--- Data section ---

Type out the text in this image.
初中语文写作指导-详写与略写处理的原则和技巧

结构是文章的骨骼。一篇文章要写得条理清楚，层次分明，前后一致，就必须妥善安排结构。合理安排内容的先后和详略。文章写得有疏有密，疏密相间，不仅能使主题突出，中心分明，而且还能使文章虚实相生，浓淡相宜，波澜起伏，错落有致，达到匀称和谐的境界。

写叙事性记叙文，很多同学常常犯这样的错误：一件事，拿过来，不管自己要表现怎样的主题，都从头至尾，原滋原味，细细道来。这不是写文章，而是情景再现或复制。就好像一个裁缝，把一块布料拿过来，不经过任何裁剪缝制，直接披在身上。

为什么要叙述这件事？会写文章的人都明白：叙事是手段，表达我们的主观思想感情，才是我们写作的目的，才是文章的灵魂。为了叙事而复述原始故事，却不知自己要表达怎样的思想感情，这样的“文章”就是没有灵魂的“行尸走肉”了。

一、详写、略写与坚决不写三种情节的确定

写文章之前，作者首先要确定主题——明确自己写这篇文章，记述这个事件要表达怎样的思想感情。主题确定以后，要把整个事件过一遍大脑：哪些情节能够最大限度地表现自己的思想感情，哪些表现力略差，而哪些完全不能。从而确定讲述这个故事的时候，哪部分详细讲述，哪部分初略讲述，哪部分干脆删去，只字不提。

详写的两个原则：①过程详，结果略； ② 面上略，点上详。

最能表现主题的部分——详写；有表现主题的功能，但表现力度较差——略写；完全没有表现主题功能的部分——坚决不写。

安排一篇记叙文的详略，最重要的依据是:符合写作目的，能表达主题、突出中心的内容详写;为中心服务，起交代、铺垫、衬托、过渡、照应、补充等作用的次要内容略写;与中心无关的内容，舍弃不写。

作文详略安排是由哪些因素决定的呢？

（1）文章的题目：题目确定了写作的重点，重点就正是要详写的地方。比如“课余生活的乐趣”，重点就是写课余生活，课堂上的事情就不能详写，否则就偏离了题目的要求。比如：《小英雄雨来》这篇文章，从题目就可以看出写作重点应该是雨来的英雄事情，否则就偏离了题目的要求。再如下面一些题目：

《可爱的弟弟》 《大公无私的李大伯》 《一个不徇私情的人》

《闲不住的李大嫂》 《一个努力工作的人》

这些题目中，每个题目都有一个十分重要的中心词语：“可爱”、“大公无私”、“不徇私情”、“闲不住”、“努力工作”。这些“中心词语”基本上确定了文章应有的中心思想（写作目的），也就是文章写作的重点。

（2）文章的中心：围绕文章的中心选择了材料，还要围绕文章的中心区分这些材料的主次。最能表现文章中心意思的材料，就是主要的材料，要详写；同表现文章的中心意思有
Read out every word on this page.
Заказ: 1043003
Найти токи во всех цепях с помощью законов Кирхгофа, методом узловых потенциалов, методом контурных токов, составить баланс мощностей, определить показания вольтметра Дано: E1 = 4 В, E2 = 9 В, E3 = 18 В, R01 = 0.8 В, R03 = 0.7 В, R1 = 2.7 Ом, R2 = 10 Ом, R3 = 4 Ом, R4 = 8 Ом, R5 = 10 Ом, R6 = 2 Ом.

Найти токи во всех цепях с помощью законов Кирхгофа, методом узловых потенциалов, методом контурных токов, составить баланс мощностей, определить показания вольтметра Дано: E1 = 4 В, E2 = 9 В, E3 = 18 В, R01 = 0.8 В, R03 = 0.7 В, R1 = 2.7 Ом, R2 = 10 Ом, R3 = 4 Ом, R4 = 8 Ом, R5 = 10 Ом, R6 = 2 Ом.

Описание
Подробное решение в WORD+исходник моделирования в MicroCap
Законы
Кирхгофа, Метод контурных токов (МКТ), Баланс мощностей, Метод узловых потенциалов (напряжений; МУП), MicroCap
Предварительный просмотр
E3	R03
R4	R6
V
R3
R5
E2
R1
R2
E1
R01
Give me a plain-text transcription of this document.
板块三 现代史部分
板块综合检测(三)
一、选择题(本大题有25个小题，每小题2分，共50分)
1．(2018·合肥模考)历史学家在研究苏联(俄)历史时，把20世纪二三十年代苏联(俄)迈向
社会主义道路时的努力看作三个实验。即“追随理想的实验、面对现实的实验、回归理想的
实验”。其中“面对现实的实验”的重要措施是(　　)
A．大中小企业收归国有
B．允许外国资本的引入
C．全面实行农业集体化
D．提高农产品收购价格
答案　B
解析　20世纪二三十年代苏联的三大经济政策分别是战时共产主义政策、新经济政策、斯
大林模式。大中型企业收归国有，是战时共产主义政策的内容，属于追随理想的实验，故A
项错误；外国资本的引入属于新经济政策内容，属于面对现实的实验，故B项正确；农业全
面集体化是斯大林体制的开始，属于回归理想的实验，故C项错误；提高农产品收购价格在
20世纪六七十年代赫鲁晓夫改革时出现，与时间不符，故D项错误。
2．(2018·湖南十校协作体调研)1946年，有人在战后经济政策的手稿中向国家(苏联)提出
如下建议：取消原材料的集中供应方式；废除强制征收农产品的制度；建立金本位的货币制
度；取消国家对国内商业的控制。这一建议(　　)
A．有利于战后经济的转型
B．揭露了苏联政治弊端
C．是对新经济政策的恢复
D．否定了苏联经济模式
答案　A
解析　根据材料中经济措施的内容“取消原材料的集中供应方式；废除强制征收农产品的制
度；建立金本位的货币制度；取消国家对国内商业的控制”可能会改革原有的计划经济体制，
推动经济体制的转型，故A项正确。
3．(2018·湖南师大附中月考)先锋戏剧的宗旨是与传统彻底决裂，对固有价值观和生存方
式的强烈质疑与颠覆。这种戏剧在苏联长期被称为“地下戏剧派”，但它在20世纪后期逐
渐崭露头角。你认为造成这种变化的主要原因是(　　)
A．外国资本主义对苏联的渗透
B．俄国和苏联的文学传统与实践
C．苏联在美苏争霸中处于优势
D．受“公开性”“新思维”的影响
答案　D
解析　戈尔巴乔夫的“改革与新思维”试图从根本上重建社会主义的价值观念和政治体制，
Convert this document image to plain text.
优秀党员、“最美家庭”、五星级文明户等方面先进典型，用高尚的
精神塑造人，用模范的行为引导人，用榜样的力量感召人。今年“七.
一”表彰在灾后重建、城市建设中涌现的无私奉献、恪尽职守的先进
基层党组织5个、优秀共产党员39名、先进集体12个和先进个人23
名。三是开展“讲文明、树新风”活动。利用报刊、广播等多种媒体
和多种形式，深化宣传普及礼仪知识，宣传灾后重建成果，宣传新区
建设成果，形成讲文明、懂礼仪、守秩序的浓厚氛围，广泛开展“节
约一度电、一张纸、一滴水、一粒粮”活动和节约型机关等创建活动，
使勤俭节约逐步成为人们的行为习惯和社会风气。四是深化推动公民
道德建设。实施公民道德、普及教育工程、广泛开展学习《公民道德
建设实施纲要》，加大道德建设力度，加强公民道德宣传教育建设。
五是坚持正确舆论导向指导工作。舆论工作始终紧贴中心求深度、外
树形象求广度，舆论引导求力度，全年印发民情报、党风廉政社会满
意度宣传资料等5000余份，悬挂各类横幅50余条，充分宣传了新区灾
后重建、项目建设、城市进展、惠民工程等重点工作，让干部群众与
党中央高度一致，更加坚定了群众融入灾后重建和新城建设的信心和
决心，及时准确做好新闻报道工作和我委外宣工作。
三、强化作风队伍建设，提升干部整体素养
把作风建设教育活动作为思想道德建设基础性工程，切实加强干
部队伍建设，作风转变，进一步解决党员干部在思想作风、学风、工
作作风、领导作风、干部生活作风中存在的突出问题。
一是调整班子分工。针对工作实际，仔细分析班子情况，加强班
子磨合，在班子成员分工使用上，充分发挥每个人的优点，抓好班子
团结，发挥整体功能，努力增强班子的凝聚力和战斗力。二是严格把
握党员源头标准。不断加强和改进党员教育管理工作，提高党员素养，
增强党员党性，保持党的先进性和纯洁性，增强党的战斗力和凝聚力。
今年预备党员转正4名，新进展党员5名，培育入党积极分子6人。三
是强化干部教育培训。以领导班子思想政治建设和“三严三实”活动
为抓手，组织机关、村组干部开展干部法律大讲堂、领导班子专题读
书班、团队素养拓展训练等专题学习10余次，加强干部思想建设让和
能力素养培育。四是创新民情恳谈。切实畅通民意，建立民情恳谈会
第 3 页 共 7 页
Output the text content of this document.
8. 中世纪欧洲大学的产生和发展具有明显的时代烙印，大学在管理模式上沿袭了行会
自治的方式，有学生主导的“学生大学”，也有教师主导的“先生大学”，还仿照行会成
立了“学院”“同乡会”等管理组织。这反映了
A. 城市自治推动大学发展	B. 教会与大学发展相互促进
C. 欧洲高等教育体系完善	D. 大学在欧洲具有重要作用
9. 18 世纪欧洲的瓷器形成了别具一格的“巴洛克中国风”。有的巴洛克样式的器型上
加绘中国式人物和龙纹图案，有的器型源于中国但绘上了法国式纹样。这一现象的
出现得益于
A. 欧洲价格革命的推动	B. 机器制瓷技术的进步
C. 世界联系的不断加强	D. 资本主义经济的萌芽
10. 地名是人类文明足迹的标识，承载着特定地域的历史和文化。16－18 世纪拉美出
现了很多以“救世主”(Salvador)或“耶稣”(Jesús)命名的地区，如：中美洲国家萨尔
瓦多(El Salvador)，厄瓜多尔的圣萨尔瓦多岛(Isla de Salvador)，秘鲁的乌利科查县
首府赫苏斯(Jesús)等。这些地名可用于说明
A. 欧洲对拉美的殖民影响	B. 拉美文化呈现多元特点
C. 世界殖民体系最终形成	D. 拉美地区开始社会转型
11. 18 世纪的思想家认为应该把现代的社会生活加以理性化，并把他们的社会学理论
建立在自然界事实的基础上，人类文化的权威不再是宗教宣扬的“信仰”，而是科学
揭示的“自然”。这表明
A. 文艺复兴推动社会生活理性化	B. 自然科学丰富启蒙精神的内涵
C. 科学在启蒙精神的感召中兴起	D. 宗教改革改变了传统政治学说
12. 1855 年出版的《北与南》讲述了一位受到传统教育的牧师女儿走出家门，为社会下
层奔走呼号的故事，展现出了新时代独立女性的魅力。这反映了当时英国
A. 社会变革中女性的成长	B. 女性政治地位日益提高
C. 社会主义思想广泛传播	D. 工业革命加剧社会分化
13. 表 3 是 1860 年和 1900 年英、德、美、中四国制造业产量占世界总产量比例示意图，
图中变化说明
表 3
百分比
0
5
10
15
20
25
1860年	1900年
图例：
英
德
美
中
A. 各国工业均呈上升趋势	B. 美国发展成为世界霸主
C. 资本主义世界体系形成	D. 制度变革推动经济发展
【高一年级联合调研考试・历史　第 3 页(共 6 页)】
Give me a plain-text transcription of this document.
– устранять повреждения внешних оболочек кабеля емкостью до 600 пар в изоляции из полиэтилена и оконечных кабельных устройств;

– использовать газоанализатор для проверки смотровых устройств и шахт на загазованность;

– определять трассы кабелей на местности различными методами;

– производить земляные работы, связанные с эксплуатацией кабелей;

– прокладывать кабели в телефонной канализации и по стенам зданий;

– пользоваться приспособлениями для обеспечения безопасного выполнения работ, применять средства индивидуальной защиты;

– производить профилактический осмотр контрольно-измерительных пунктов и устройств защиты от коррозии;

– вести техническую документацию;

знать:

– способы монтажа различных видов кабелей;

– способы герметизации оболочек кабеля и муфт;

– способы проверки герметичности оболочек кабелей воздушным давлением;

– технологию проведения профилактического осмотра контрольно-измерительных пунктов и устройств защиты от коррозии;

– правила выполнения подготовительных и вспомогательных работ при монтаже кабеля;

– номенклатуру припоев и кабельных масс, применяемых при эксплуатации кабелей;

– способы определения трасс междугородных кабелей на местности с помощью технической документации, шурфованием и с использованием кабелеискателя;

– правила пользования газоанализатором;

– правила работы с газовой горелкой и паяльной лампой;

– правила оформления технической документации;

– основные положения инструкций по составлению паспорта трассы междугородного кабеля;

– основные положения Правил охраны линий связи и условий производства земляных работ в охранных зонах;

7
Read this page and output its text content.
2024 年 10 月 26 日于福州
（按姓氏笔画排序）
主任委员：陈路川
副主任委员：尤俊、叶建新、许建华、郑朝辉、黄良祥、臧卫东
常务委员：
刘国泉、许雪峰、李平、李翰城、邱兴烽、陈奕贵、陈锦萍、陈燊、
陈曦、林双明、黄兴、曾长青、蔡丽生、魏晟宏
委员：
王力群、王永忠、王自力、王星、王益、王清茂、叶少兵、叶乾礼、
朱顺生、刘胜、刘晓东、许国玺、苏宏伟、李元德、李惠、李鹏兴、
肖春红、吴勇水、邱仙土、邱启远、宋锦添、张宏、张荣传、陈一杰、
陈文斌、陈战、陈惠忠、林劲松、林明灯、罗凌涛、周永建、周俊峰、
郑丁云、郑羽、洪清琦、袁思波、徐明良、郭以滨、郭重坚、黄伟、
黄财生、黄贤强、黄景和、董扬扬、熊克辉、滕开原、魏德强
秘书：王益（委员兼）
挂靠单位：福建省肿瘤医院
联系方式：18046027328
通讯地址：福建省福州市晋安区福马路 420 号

---

Task prompt | Copy each line of the records containing the string "Read".

Output for this exercise |
Read out every word on this page.
Read this page and output its text content.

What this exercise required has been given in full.